- _WHAT TO DO_
Show each line of the data below that has the string "Villa" in it.

Collected data
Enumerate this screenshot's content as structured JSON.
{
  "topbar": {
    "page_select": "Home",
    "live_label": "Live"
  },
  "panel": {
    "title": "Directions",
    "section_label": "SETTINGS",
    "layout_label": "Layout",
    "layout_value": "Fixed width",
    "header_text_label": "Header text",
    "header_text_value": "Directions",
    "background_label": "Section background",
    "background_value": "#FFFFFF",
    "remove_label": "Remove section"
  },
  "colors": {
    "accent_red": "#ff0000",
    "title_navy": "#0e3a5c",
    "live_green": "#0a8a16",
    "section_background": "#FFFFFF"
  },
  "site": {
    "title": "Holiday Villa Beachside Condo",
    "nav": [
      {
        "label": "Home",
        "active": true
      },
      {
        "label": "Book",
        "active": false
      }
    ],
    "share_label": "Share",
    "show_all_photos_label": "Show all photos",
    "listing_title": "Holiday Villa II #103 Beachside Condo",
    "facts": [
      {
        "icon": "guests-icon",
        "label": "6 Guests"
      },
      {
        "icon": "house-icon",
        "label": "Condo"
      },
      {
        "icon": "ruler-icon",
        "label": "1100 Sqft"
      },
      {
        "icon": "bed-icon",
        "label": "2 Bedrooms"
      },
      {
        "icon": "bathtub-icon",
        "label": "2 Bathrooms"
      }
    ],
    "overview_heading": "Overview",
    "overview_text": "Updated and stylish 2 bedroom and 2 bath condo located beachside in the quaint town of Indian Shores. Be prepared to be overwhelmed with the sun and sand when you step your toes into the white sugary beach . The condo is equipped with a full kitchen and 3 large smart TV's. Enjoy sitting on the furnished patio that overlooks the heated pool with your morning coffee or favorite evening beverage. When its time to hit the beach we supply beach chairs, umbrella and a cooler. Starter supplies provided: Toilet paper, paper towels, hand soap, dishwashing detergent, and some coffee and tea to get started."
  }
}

- _SOLUTION FOR THIS PROBLEM_
    "title": "Holiday Villa Beachside Condo",
    "listing_title": "Holiday Villa II #103 Beachside Condo",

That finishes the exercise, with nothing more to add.